[Extracts from a graphics dataset]
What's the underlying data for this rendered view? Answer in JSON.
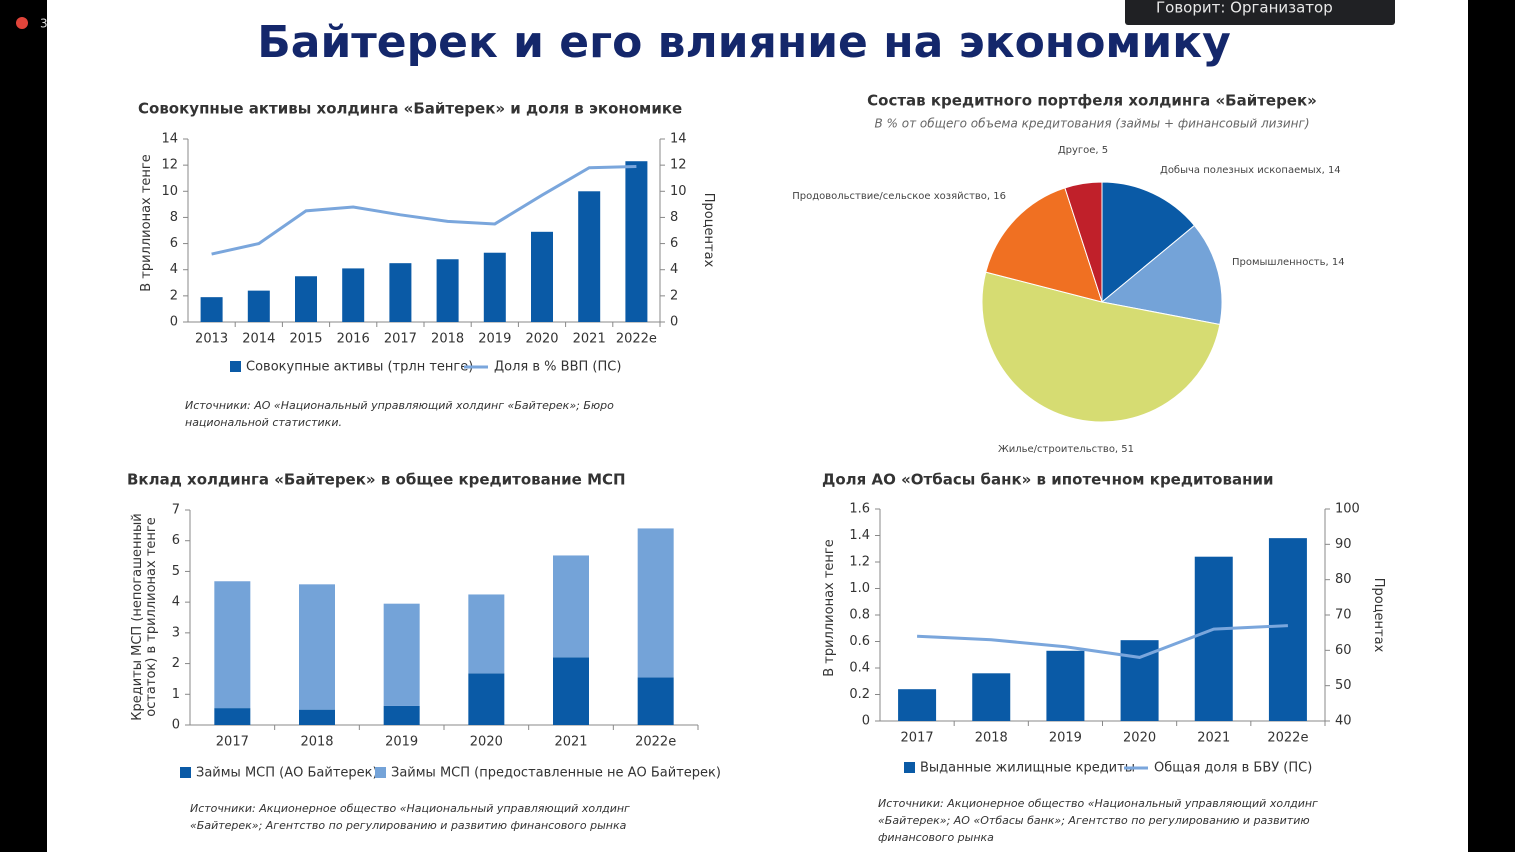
{
  "indicator": "3",
  "speaker_label": "Говорит: Организатор",
  "slide_title": "Байтерек и его влияние на экономику",
  "chart_data": [
    {
      "type": "bar",
      "title": "Совокупные активы холдинга «Байтерек» и доля в экономике",
      "y_label": "В триллионах тенге",
      "y2_label": "Процентах",
      "categories": [
        "2013",
        "2014",
        "2015",
        "2016",
        "2017",
        "2018",
        "2019",
        "2020",
        "2021",
        "2022e"
      ],
      "series": [
        {
          "name": "Совокупные активы (трлн тенге)",
          "type": "bar",
          "color": "#0a5aa6",
          "values": [
            1.9,
            2.4,
            3.5,
            4.1,
            4.5,
            4.8,
            5.3,
            6.9,
            10.0,
            12.3
          ]
        },
        {
          "name": "Доля в % ВВП (ПС)",
          "type": "line",
          "axis": "y2",
          "color": "#7aa6dc",
          "values": [
            5.2,
            6.0,
            8.5,
            8.8,
            8.2,
            7.7,
            7.5,
            9.7,
            11.8,
            11.9
          ]
        }
      ],
      "ylim": [
        0,
        14
      ],
      "yticks": [
        0,
        2,
        4,
        6,
        8,
        10,
        12,
        14
      ],
      "y2lim": [
        0,
        14
      ],
      "y2ticks": [
        0,
        2,
        4,
        6,
        8,
        10,
        12,
        14
      ],
      "source": "Источники: АО «Национальный управляющий холдинг «Байтерек»; Бюро национальной статистики."
    },
    {
      "type": "pie",
      "title": "Состав кредитного портфеля холдинга «Байтерек»",
      "subtitle": "В % от общего объема кредитования (займы + финансовый лизинг)",
      "values": [
        14,
        14,
        51,
        16,
        5
      ],
      "value_labels": [
        "Добыча полезных ископаемых, 14",
        "Промышленность, 14",
        "Жилье/строительство, 51",
        "Продовольствие/сельское хозяйство, 16",
        "Другое, 5"
      ],
      "colors": [
        "#0a5aa6",
        "#74a3d8",
        "#d6dc72",
        "#f07022",
        "#c0202a"
      ]
    },
    {
      "type": "stacked_bar",
      "title": "Вклад холдинга «Байтерек» в общее кредитование МСП",
      "y_label": "Кредиты МСП (непогашенный остаток) в триллионах тенге",
      "categories": [
        "2017",
        "2018",
        "2019",
        "2020",
        "2021",
        "2022e"
      ],
      "series": [
        {
          "name": "Займы МСП (АО Байтерек)",
          "color": "#0a5aa6",
          "values": [
            0.55,
            0.5,
            0.62,
            1.68,
            2.2,
            1.55
          ]
        },
        {
          "name": "Займы МСП (предоставленные не АО Байтерек)",
          "color": "#74a3d8",
          "values": [
            4.13,
            4.08,
            3.33,
            2.57,
            3.32,
            4.85
          ]
        }
      ],
      "ylim": [
        0,
        7
      ],
      "yticks": [
        0,
        1,
        2,
        3,
        4,
        5,
        6,
        7
      ],
      "source": "Источники: Акционерное общество «Национальный управляющий холдинг «Байтерек»; Агентство по регулированию и развитию финансового рынка"
    },
    {
      "type": "bar",
      "title": "Доля АО «Отбасы банк» в ипотечном кредитовании",
      "y_label": "В триллионах тенге",
      "y2_label": "Процентах",
      "categories": [
        "2017",
        "2018",
        "2019",
        "2020",
        "2021",
        "2022e"
      ],
      "series": [
        {
          "name": "Выданные жилищные кредиты",
          "type": "bar",
          "color": "#0a5aa6",
          "values": [
            0.24,
            0.36,
            0.53,
            0.61,
            1.24,
            1.38
          ]
        },
        {
          "name": "Общая доля в БВУ (ПС)",
          "type": "line",
          "axis": "y2",
          "color": "#7aa6dc",
          "values": [
            64,
            63,
            61,
            58,
            66,
            67
          ]
        }
      ],
      "ylim": [
        0,
        1.6
      ],
      "yticks": [
        0,
        0.2,
        0.4,
        0.6,
        0.8,
        {
          "value": 1,
          "label": "1.0"
        },
        1.2,
        1.4,
        1.6
      ],
      "y2lim": [
        40,
        100
      ],
      "y2ticks": [
        40,
        50,
        60,
        70,
        80,
        90,
        100
      ],
      "source": "Источники: Акционерное общество «Национальный управляющий холдинг «Байтерек»; АО «Отбасы банк»; Агентство по регулированию и развитию финансового рынка"
    }
  ]
}
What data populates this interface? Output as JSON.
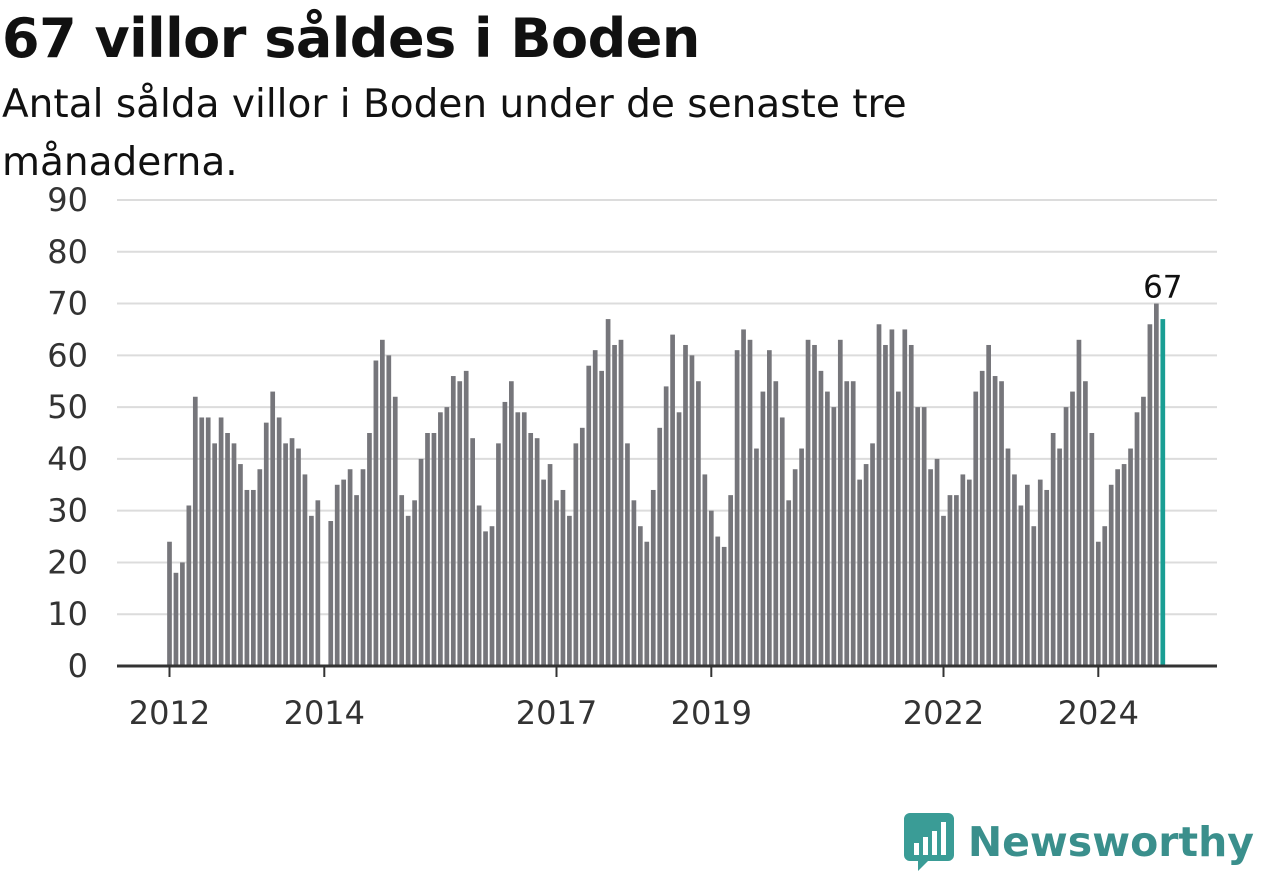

● INSTRUCTION: Output all of the records exactly as they appear above, but not the pictures.

● EXERCISE RESPONSE:
What's the underlying data for this rendered view? Answer in JSON.
{
  "indicator": "3",
  "speaker_label": "Говорит: Организатор",
  "slide_title": "Байтерек и его влияние на экономику",
  "chart_data": [
    {
      "type": "bar",
      "title": "Совокупные активы холдинга «Байтерек» и доля в экономике",
      "y_label": "В триллионах тенге",
      "y2_label": "Процентах",
      "categories": [
        "2013",
        "2014",
        "2015",
        "2016",
        "2017",
        "2018",
        "2019",
        "2020",
        "2021",
        "2022e"
      ],
      "series": [
        {
          "name": "Совокупные активы (трлн тенге)",
          "type": "bar",
          "color": "#0a5aa6",
          "values": [
            1.9,
            2.4,
            3.5,
            4.1,
            4.5,
            4.8,
            5.3,
            6.9,
            10.0,
            12.3
          ]
        },
        {
          "name": "Доля в % ВВП (ПС)",
          "type": "line",
          "axis": "y2",
          "color": "#7aa6dc",
          "values": [
            5.2,
            6.0,
            8.5,
            8.8,
            8.2,
            7.7,
            7.5,
            9.7,
            11.8,
            11.9
          ]
        }
      ],
      "ylim": [
        0,
        14
      ],
      "yticks": [
        0,
        2,
        4,
        6,
        8,
        10,
        12,
        14
      ],
      "y2lim": [
        0,
        14
      ],
      "y2ticks": [
        0,
        2,
        4,
        6,
        8,
        10,
        12,
        14
      ],
      "source": "Источники: АО «Национальный управляющий холдинг «Байтерек»; Бюро национальной статистики."
    },
    {
      "type": "pie",
      "title": "Состав кредитного портфеля холдинга «Байтерек»",
      "subtitle": "В % от общего объема кредитования (займы + финансовый лизинг)",
      "values": [
        14,
        14,
        51,
        16,
        5
      ],
      "value_labels": [
        "Добыча полезных ископаемых, 14",
        "Промышленность, 14",
        "Жилье/строительство, 51",
        "Продовольствие/сельское хозяйство, 16",
        "Другое, 5"
      ],
      "colors": [
        "#0a5aa6",
        "#74a3d8",
        "#d6dc72",
        "#f07022",
        "#c0202a"
      ]
    },
    {
      "type": "stacked_bar",
      "title": "Вклад холдинга «Байтерек» в общее кредитование МСП",
      "y_label": "Кредиты МСП (непогашенный остаток) в триллионах тенге",
      "categories": [
        "2017",
        "2018",
        "2019",
        "2020",
        "2021",
        "2022e"
      ],
      "series": [
        {
          "name": "Займы МСП (АО Байтерек)",
          "color": "#0a5aa6",
          "values": [
            0.55,
            0.5,
            0.62,
            1.68,
            2.2,
            1.55
          ]
        },
        {
          "name": "Займы МСП (предоставленные не АО Байтерек)",
          "color": "#74a3d8",
          "values": [
            4.13,
            4.08,
            3.33,
            2.57,
            3.32,
            4.85
          ]
        }
      ],
      "ylim": [
        0,
        7
      ],
      "yticks": [
        0,
        1,
        2,
        3,
        4,
        5,
        6,
        7
      ],
      "source": "Источники: Акционерное общество «Национальный управляющий холдинг «Байтерек»; Агентство по регулированию и развитию финансового рынка"
    },
    {
      "type": "bar",
      "title": "Доля АО «Отбасы банк» в ипотечном кредитовании",
      "y_label": "В триллионах тенге",
      "y2_label": "Процентах",
      "categories": [
        "2017",
        "2018",
        "2019",
        "2020",
        "2021",
        "2022e"
      ],
      "series": [
        {
          "name": "Выданные жилищные кредиты",
          "type": "bar",
          "color": "#0a5aa6",
          "values": [
            0.24,
            0.36,
            0.53,
            0.61,
            1.24,
            1.38
          ]
        },
        {
          "name": "Общая доля в БВУ (ПС)",
          "type": "line",
          "axis": "y2",
          "color": "#7aa6dc",
          "values": [
            64,
            63,
            61,
            58,
            66,
            67
          ]
        }
      ],
      "ylim": [
        0,
        1.6
      ],
      "yticks": [
        0,
        0.2,
        0.4,
        0.6,
        0.8,
        {
          "value": 1,
          "label": "1.0"
        },
        1.2,
        1.4,
        1.6
      ],
      "y2lim": [
        40,
        100
      ],
      "y2ticks": [
        40,
        50,
        60,
        70,
        80,
        90,
        100
      ],
      "source": "Источники: Акционерное общество «Национальный управляющий холдинг «Байтерек»; АО «Отбасы банк»; Агентство по регулированию и развитию финансового рынка"
    }
  ]
}
What data populates this interface? Output as JSON.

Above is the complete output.